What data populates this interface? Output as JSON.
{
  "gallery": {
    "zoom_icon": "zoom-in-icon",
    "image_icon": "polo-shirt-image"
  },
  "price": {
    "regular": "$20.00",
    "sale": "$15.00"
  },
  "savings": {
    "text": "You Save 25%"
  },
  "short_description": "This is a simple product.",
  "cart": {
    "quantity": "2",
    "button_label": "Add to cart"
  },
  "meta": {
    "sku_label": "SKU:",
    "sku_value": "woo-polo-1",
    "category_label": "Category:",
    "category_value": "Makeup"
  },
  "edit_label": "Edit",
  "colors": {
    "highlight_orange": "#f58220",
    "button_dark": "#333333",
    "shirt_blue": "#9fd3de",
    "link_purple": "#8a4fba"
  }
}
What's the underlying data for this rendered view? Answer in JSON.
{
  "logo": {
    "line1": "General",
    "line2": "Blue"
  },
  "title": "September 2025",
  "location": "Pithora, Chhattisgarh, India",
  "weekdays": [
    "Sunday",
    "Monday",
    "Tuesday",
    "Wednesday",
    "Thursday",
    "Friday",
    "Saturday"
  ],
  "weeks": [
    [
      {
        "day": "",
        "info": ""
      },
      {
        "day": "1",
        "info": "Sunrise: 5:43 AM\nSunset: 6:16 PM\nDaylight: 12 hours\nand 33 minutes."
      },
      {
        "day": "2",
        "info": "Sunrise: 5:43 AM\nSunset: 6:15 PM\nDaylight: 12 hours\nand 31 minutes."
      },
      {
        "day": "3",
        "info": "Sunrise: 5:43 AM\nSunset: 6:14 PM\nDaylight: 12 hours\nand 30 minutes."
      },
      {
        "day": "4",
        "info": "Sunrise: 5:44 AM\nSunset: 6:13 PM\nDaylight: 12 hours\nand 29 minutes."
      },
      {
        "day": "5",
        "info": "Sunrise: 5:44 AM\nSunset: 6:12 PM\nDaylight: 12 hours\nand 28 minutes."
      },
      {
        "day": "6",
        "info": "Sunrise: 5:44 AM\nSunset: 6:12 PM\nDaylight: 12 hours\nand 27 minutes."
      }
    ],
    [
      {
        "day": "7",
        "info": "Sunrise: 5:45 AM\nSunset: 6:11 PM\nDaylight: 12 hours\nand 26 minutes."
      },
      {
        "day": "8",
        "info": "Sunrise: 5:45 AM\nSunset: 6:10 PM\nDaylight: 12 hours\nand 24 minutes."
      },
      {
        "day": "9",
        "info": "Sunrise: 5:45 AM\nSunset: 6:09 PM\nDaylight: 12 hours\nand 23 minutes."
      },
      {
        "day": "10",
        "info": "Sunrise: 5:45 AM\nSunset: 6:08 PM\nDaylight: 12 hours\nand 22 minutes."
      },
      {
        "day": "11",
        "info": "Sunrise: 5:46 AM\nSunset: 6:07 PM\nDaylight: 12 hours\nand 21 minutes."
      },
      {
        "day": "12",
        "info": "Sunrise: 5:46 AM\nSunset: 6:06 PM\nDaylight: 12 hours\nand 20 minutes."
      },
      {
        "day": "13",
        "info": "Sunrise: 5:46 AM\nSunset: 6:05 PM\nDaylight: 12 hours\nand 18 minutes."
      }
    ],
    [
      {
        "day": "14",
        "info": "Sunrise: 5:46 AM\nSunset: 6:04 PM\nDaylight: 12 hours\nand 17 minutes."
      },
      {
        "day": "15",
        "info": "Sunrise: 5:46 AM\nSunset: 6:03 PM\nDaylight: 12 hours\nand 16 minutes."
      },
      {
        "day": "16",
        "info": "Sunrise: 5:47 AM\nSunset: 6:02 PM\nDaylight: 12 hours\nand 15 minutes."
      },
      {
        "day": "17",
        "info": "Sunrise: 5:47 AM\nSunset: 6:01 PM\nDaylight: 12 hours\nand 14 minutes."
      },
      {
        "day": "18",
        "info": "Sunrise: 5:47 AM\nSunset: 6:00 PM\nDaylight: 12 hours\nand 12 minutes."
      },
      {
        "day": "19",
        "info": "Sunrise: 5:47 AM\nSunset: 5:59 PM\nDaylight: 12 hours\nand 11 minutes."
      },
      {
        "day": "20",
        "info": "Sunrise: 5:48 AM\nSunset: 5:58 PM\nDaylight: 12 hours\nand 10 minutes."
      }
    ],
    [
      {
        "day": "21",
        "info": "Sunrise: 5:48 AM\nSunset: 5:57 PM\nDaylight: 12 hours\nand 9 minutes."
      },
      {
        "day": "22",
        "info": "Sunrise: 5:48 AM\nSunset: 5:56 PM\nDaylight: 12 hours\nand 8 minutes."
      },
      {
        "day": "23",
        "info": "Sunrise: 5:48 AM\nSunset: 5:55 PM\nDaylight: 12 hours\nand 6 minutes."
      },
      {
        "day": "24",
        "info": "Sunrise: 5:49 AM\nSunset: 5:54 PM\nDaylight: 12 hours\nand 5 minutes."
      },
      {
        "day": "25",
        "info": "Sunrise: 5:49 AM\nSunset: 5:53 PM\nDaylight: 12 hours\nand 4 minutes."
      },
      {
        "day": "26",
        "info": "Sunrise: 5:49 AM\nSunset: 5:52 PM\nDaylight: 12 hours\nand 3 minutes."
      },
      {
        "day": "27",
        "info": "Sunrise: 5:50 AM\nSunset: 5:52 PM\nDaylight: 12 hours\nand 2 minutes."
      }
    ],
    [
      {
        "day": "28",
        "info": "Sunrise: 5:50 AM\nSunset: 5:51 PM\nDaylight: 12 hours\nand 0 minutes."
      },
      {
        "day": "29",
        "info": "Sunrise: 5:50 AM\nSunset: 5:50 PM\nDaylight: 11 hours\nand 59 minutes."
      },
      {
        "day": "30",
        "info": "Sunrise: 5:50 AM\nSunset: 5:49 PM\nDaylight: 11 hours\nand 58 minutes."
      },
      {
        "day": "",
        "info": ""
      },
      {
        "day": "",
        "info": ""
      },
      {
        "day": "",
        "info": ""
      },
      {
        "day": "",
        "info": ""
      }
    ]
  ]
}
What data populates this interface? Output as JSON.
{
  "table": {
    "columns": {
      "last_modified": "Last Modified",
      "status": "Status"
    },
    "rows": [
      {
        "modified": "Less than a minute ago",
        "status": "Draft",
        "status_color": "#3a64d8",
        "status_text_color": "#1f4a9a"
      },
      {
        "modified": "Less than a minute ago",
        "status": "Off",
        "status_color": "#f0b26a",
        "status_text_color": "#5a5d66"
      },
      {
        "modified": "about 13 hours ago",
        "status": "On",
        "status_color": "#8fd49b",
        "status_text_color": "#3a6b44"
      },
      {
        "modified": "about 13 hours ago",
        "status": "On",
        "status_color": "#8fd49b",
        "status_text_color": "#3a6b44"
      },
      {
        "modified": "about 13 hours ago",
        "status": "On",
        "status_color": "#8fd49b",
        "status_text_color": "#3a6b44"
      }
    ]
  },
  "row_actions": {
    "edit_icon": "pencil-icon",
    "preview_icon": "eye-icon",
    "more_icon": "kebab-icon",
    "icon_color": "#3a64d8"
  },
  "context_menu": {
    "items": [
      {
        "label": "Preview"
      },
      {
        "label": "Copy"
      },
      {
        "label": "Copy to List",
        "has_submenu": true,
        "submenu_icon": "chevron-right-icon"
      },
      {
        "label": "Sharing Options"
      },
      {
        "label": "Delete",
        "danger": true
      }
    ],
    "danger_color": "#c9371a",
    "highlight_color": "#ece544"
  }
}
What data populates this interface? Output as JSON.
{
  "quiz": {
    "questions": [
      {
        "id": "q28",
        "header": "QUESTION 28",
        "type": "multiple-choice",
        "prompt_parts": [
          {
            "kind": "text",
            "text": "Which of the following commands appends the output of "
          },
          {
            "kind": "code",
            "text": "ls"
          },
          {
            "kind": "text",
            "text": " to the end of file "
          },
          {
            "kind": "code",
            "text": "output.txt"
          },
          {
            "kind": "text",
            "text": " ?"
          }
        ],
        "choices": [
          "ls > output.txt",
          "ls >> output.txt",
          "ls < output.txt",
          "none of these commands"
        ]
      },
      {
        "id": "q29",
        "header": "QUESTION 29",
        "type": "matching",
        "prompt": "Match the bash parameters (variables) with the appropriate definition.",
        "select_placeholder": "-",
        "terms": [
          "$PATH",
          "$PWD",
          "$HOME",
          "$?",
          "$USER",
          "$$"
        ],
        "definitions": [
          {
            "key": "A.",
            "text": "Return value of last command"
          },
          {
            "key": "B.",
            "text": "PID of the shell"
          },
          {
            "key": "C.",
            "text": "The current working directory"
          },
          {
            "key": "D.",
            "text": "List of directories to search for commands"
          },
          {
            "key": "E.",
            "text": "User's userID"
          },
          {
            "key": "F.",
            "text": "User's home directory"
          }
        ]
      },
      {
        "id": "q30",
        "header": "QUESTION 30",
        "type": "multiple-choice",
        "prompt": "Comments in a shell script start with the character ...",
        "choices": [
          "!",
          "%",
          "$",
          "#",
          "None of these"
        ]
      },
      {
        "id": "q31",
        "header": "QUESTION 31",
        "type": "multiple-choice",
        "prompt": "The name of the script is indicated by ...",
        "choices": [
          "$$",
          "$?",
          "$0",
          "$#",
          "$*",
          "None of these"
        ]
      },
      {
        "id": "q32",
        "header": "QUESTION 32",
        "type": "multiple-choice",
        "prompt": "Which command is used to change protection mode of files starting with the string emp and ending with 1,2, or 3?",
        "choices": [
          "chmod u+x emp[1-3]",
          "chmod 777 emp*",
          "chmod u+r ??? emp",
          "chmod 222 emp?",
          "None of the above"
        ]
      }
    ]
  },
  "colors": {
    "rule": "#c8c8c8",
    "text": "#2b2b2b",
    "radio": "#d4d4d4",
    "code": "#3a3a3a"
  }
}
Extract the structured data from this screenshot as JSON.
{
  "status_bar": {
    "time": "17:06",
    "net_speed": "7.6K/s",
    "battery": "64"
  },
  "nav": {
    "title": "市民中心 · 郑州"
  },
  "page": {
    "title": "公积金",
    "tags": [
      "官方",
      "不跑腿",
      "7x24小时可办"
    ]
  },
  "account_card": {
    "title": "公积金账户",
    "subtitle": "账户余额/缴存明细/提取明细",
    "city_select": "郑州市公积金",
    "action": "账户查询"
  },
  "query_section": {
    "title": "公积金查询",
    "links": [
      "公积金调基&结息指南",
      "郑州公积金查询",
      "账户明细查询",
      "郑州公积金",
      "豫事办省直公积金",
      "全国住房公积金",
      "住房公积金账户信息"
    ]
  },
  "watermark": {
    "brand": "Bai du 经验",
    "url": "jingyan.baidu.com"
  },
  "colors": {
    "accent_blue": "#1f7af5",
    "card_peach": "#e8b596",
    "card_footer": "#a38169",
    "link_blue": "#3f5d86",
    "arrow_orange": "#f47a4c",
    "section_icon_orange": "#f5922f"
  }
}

··········

WHAT YOU SHOULD DO:
From the data above, copy each line that has the string "Which".

COMPLETED TASK:
            "text": "Which of the following commands appends the output of "
        "prompt": "Which command is used to change protection mode of files starting with the string emp and ending with 1,2, or 3?",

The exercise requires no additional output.